Short exercise:
Find the lines containing the word "work" and copy every one of them.

[Figure content listings]
----

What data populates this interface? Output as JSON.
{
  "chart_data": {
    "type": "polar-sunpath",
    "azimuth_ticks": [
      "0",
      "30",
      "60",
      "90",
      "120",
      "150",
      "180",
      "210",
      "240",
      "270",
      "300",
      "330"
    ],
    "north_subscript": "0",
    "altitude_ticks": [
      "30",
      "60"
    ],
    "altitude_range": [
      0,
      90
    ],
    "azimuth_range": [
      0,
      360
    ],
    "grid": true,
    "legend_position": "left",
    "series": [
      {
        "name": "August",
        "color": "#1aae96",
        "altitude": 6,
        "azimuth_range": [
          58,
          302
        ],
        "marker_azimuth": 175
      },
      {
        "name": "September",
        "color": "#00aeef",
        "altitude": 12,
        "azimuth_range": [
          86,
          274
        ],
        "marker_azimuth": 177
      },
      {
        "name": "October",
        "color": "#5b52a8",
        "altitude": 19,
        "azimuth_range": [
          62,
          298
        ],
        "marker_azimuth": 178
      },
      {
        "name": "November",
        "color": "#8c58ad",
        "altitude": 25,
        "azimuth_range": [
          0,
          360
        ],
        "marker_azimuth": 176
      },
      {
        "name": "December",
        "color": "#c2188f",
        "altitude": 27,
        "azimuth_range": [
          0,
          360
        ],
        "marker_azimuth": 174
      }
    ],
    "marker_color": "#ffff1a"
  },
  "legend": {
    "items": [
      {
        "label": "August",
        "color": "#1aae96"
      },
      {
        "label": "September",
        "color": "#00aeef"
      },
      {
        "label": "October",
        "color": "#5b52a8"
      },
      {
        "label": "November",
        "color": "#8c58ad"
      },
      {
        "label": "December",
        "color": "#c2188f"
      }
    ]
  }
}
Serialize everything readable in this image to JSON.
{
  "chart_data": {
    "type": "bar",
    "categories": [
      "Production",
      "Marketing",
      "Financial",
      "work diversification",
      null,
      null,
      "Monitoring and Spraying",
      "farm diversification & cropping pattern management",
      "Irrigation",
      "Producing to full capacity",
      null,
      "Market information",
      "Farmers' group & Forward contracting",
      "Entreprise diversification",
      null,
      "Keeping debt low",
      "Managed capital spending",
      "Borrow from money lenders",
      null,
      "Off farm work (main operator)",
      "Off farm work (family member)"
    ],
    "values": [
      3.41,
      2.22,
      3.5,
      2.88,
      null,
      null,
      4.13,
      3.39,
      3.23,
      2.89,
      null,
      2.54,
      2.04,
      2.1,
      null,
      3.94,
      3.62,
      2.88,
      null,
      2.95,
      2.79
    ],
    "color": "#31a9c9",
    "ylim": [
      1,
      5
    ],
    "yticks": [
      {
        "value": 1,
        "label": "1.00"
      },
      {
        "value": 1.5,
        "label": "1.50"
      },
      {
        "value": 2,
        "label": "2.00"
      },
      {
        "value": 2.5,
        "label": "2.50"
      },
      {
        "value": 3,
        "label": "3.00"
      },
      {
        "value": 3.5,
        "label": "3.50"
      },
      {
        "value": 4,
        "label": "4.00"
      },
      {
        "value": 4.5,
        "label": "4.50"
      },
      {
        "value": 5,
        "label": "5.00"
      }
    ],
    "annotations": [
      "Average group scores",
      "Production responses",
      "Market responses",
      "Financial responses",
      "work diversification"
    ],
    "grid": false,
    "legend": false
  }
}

----

Response to this task:
      "work diversification",
      "Off farm work (main operator)",
      "Off farm work (family member)"
      "work diversification"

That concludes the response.